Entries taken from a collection
*** Begin section ***
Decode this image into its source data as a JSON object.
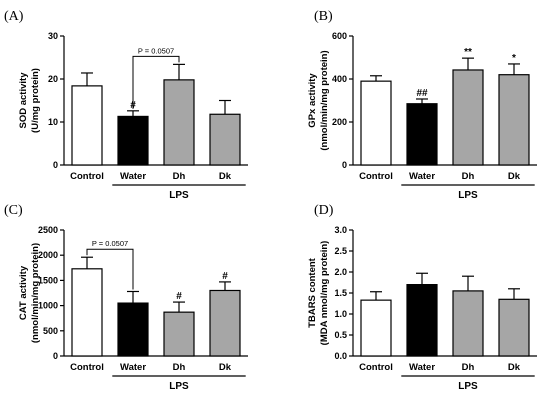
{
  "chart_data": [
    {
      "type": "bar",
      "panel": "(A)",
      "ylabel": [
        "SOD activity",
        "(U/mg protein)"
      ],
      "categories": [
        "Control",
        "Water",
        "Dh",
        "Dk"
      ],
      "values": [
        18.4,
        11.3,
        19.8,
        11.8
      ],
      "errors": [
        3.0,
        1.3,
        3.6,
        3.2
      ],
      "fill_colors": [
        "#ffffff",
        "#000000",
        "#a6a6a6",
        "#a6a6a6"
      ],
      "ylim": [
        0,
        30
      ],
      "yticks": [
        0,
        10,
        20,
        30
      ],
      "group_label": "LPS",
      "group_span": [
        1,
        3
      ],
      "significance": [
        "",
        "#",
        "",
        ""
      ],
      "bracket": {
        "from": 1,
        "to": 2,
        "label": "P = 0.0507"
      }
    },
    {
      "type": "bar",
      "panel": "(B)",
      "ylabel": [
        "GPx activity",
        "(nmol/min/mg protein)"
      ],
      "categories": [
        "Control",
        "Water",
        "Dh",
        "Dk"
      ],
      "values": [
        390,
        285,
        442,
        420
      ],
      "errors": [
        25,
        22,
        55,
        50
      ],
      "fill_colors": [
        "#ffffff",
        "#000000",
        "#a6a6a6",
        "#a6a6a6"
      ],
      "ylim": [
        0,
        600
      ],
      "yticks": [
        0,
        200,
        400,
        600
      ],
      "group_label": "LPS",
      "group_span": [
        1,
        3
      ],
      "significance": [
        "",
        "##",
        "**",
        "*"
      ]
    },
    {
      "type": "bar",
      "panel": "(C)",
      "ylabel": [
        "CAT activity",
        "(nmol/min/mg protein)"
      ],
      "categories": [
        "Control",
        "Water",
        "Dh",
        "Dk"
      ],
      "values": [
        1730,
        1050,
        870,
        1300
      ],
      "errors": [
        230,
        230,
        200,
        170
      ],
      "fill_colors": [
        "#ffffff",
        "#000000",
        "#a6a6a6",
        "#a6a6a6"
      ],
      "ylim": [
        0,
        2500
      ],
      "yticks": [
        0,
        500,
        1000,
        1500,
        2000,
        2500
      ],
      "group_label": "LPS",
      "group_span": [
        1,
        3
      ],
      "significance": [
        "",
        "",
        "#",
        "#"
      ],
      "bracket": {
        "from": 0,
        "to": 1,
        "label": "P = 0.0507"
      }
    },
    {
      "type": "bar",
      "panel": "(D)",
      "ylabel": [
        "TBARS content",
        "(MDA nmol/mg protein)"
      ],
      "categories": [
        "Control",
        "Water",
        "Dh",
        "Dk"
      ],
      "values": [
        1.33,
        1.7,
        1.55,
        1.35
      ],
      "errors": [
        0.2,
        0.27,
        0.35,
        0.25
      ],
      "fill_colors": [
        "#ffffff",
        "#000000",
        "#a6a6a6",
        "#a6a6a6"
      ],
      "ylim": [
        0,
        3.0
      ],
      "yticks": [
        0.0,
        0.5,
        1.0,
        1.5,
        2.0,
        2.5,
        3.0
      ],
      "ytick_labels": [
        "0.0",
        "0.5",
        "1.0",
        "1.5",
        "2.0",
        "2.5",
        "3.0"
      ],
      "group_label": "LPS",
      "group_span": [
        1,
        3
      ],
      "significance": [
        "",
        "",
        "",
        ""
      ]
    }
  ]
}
*** End section ***
Pictures don't belong in the copy. Transcribe every record exactly as it appears.

Decode this image into its source data as a JSON object.
{
  "chart_data": [
    {
      "type": "bar",
      "panel": "(A)",
      "ylabel": [
        "SOD activity",
        "(U/mg protein)"
      ],
      "categories": [
        "Control",
        "Water",
        "Dh",
        "Dk"
      ],
      "values": [
        18.4,
        11.3,
        19.8,
        11.8
      ],
      "errors": [
        3.0,
        1.3,
        3.6,
        3.2
      ],
      "fill_colors": [
        "#ffffff",
        "#000000",
        "#a6a6a6",
        "#a6a6a6"
      ],
      "ylim": [
        0,
        30
      ],
      "yticks": [
        0,
        10,
        20,
        30
      ],
      "group_label": "LPS",
      "group_span": [
        1,
        3
      ],
      "significance": [
        "",
        "#",
        "",
        ""
      ],
      "bracket": {
        "from": 1,
        "to": 2,
        "label": "P = 0.0507"
      }
    },
    {
      "type": "bar",
      "panel": "(B)",
      "ylabel": [
        "GPx activity",
        "(nmol/min/mg protein)"
      ],
      "categories": [
        "Control",
        "Water",
        "Dh",
        "Dk"
      ],
      "values": [
        390,
        285,
        442,
        420
      ],
      "errors": [
        25,
        22,
        55,
        50
      ],
      "fill_colors": [
        "#ffffff",
        "#000000",
        "#a6a6a6",
        "#a6a6a6"
      ],
      "ylim": [
        0,
        600
      ],
      "yticks": [
        0,
        200,
        400,
        600
      ],
      "group_label": "LPS",
      "group_span": [
        1,
        3
      ],
      "significance": [
        "",
        "##",
        "**",
        "*"
      ]
    },
    {
      "type": "bar",
      "panel": "(C)",
      "ylabel": [
        "CAT activity",
        "(nmol/min/mg protein)"
      ],
      "categories": [
        "Control",
        "Water",
        "Dh",
        "Dk"
      ],
      "values": [
        1730,
        1050,
        870,
        1300
      ],
      "errors": [
        230,
        230,
        200,
        170
      ],
      "fill_colors": [
        "#ffffff",
        "#000000",
        "#a6a6a6",
        "#a6a6a6"
      ],
      "ylim": [
        0,
        2500
      ],
      "yticks": [
        0,
        500,
        1000,
        1500,
        2000,
        2500
      ],
      "group_label": "LPS",
      "group_span": [
        1,
        3
      ],
      "significance": [
        "",
        "",
        "#",
        "#"
      ],
      "bracket": {
        "from": 0,
        "to": 1,
        "label": "P = 0.0507"
      }
    },
    {
      "type": "bar",
      "panel": "(D)",
      "ylabel": [
        "TBARS content",
        "(MDA nmol/mg protein)"
      ],
      "categories": [
        "Control",
        "Water",
        "Dh",
        "Dk"
      ],
      "values": [
        1.33,
        1.7,
        1.55,
        1.35
      ],
      "errors": [
        0.2,
        0.27,
        0.35,
        0.25
      ],
      "fill_colors": [
        "#ffffff",
        "#000000",
        "#a6a6a6",
        "#a6a6a6"
      ],
      "ylim": [
        0,
        3.0
      ],
      "yticks": [
        0.0,
        0.5,
        1.0,
        1.5,
        2.0,
        2.5,
        3.0
      ],
      "ytick_labels": [
        "0.0",
        "0.5",
        "1.0",
        "1.5",
        "2.0",
        "2.5",
        "3.0"
      ],
      "group_label": "LPS",
      "group_span": [
        1,
        3
      ],
      "significance": [
        "",
        "",
        "",
        ""
      ]
    }
  ]
}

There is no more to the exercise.